• _The request_
How many lines of the records below contain the word "English"? Answer with the number alone.
— START OF Information given —
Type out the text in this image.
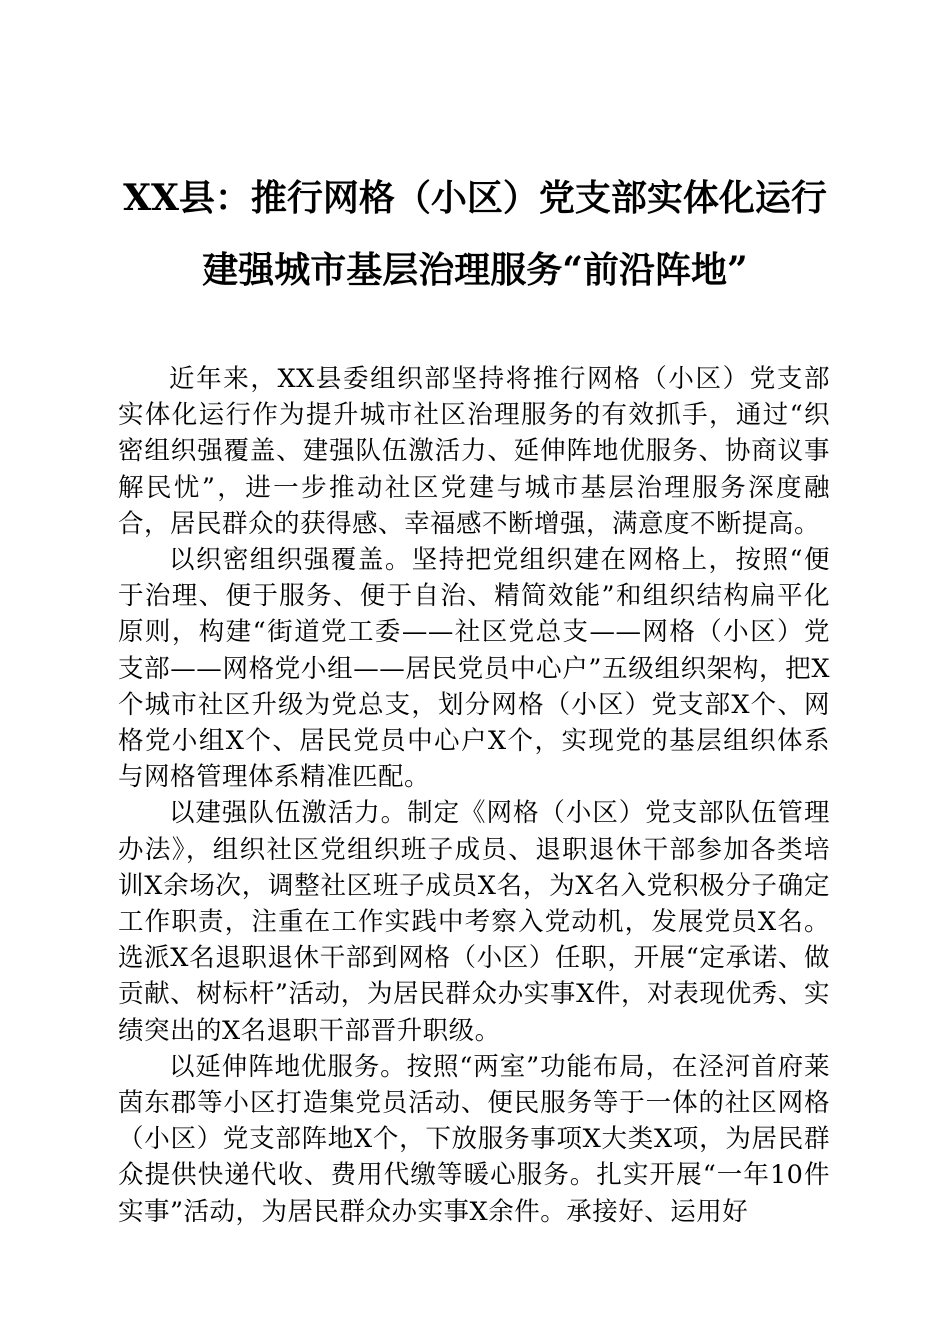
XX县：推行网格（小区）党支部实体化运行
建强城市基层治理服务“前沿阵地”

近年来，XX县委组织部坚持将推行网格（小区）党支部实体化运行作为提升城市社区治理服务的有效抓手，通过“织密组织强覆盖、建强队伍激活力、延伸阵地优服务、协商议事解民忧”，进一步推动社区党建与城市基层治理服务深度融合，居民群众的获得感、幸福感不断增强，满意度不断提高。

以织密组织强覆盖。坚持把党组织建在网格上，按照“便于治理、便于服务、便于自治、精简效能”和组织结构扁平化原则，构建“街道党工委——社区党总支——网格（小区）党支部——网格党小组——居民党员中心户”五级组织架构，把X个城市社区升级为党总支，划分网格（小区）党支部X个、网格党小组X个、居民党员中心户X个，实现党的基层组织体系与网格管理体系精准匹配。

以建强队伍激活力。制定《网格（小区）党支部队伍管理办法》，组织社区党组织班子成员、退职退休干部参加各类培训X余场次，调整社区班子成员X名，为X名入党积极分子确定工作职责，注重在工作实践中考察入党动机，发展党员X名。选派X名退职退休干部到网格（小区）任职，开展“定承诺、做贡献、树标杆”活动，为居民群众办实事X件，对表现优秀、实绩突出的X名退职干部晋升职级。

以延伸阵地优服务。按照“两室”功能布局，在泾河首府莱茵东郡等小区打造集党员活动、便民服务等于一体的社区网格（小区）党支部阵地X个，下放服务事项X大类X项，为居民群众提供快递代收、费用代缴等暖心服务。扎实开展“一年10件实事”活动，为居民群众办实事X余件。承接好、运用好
— END OF Information given —
— START OF Information given —
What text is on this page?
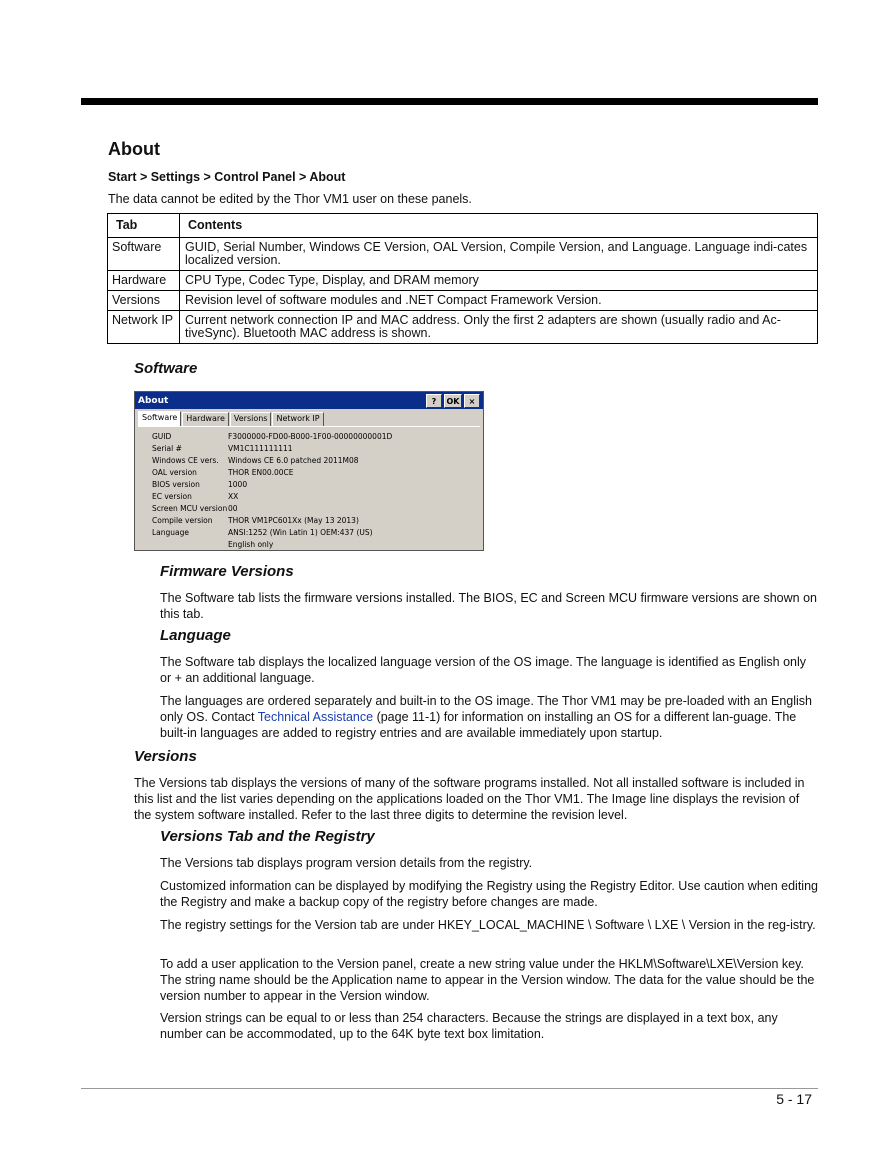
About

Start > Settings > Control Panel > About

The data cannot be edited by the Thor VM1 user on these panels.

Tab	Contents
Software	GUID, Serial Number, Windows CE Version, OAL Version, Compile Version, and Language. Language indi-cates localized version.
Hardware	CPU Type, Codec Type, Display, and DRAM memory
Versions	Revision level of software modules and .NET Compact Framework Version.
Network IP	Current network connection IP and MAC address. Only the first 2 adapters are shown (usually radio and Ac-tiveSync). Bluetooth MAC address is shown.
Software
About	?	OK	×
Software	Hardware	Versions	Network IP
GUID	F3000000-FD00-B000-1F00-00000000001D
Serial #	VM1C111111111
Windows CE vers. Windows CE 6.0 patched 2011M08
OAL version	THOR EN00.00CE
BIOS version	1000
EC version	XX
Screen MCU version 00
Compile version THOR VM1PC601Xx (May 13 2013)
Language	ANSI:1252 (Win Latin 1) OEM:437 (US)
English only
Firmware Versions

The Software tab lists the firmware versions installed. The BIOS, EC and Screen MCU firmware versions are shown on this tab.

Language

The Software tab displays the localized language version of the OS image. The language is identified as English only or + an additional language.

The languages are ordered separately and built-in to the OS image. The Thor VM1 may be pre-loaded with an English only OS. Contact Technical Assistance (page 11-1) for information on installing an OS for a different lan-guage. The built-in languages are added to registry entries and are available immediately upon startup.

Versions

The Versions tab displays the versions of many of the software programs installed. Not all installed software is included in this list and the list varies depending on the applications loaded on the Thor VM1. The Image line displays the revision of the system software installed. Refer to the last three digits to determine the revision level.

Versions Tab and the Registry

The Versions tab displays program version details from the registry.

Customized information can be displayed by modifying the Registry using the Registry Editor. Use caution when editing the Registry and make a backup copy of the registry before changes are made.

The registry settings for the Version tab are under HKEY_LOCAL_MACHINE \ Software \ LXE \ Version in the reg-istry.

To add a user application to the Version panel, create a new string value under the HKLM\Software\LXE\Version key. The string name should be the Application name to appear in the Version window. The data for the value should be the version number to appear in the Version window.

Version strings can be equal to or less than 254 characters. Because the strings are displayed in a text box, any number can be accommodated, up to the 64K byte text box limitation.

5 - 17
— END OF Information given —
• _Finished exercise_
3